==== Record set ====

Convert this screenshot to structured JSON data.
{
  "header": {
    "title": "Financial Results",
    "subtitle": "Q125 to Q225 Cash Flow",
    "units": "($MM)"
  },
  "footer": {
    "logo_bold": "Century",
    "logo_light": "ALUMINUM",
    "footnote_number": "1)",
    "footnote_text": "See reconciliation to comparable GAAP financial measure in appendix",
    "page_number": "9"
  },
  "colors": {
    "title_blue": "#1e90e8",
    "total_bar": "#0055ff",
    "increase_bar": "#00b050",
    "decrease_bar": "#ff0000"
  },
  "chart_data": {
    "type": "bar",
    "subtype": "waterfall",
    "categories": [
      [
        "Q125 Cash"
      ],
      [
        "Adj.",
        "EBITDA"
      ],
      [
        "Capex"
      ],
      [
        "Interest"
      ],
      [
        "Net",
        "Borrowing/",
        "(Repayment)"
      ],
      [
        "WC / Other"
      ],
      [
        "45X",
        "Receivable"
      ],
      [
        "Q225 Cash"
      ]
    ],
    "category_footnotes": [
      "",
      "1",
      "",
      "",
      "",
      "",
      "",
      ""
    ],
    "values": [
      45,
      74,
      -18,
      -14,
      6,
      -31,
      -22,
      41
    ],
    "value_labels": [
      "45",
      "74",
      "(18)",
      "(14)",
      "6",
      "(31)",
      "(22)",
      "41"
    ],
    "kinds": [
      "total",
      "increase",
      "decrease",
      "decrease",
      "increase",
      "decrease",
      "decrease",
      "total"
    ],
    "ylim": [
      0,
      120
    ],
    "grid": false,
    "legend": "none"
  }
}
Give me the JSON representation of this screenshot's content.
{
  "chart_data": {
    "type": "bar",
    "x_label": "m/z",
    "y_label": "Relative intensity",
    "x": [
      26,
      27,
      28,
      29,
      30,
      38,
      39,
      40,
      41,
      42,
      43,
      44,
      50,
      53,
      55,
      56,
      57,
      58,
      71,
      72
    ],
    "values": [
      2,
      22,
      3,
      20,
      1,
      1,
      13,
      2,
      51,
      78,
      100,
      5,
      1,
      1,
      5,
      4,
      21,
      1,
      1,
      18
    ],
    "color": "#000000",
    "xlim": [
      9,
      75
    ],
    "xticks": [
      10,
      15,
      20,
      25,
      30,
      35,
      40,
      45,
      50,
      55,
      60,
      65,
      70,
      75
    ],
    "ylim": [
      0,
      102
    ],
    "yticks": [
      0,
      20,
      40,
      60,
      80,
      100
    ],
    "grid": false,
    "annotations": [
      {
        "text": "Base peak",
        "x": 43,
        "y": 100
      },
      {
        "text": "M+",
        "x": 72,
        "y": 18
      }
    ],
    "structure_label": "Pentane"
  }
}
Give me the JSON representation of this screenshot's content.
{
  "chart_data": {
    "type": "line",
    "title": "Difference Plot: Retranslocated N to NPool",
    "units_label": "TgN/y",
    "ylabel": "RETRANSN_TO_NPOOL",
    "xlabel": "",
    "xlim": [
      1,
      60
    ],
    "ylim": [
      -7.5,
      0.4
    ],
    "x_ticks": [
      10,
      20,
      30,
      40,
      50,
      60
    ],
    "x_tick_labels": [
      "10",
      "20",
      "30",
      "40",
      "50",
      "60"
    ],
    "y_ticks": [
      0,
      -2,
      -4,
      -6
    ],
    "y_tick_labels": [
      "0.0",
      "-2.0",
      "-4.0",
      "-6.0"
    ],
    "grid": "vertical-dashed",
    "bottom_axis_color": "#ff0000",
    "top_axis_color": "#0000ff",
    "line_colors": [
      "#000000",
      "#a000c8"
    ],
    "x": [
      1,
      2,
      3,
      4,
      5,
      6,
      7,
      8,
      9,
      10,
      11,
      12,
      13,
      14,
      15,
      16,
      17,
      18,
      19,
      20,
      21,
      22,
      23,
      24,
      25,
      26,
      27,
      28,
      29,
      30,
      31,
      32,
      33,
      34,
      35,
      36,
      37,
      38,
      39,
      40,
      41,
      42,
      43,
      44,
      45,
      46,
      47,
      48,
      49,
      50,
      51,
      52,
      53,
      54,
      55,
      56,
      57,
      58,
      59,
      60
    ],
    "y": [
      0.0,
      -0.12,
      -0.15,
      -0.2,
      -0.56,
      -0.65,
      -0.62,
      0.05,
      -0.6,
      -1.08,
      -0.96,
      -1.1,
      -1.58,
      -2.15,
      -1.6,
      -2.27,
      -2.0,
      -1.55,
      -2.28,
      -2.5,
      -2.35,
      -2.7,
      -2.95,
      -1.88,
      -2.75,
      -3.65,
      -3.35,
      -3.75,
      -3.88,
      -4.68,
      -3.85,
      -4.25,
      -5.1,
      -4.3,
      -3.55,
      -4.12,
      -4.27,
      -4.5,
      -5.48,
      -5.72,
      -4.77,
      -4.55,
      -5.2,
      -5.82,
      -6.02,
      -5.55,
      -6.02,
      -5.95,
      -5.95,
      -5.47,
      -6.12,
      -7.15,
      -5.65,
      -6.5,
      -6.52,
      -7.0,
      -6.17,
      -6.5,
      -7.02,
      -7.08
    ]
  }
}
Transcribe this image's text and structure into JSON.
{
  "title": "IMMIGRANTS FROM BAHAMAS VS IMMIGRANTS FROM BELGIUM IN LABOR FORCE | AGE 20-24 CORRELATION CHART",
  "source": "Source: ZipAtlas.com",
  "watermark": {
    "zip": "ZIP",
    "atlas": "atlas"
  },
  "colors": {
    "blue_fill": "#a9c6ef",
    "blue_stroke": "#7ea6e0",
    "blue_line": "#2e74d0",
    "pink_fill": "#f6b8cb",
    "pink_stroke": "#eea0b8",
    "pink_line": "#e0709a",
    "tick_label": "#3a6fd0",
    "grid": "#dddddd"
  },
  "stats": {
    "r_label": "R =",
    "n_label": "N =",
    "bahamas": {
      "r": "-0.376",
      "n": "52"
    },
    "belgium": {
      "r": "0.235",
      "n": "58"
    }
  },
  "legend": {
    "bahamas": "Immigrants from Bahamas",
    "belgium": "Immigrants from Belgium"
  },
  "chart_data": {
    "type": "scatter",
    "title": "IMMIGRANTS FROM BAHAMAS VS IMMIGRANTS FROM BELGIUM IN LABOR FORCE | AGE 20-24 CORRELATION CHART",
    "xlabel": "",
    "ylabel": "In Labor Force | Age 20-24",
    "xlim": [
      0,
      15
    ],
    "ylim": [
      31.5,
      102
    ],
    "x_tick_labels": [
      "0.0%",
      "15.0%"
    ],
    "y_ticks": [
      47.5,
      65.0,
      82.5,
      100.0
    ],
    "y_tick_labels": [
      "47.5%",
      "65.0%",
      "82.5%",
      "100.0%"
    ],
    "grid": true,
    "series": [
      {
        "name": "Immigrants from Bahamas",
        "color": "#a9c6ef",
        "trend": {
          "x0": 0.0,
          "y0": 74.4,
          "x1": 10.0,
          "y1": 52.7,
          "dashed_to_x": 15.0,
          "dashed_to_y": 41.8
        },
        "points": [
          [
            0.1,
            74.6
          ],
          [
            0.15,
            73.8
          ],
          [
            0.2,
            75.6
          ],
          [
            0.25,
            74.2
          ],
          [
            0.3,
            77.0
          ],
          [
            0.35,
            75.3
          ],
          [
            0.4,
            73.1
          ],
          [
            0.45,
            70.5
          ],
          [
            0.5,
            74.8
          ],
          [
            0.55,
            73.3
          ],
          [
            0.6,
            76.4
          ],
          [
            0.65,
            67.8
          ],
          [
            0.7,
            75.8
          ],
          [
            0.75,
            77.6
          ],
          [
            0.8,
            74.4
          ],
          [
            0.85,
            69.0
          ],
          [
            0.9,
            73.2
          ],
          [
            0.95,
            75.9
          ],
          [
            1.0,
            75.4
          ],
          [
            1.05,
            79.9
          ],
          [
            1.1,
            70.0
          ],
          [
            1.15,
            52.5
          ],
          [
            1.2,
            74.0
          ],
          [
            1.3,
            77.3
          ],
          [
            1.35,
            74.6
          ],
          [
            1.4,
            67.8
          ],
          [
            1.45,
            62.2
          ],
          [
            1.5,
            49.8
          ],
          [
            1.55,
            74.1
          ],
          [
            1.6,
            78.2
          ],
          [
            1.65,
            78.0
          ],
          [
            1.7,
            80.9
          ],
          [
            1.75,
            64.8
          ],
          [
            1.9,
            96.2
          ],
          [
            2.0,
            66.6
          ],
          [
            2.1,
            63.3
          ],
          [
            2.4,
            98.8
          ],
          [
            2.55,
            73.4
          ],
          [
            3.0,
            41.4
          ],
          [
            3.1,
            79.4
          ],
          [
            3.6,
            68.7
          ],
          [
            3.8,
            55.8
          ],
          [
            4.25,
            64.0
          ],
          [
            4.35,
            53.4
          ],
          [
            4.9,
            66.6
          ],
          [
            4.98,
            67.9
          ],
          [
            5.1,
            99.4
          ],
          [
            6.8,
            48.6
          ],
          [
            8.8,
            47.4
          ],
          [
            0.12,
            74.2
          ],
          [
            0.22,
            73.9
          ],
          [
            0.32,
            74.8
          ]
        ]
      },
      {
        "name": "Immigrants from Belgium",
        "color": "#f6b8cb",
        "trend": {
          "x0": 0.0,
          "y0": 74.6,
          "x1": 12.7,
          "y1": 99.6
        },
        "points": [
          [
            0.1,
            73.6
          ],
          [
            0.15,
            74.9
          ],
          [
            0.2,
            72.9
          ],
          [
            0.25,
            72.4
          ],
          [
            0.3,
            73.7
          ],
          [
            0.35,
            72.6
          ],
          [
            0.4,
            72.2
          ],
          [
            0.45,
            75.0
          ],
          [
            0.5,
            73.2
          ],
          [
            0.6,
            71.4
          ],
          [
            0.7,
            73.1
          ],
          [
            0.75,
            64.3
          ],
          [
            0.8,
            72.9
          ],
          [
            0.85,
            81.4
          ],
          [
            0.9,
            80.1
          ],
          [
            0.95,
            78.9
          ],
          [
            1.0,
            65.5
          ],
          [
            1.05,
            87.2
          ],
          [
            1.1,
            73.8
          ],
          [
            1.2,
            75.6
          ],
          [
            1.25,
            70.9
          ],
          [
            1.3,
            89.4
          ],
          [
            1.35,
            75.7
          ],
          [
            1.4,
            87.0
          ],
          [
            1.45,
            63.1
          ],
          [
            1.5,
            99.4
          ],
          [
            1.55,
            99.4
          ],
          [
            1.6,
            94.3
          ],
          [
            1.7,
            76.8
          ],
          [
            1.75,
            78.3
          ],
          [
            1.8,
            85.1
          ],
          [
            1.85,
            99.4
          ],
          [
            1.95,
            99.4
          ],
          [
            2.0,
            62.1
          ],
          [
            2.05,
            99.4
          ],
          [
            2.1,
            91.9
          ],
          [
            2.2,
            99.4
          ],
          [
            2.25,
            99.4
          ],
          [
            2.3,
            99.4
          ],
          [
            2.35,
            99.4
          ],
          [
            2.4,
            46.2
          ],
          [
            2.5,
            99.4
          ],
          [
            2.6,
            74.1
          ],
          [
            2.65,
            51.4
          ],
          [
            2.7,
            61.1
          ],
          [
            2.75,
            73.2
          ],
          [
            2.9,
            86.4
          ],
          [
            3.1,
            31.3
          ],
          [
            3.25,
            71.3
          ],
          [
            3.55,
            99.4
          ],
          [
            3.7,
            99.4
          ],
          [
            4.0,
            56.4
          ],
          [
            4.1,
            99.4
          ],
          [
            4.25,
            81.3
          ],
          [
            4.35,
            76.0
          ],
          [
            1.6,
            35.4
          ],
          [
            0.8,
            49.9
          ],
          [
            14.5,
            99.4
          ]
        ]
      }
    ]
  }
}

====

Given instruction
Show each line holding the word "ylabel".

Solution
    "ylabel": "RETRANSN_TO_NPOOL",
    "ylabel": "In Labor Force | Age 20-24",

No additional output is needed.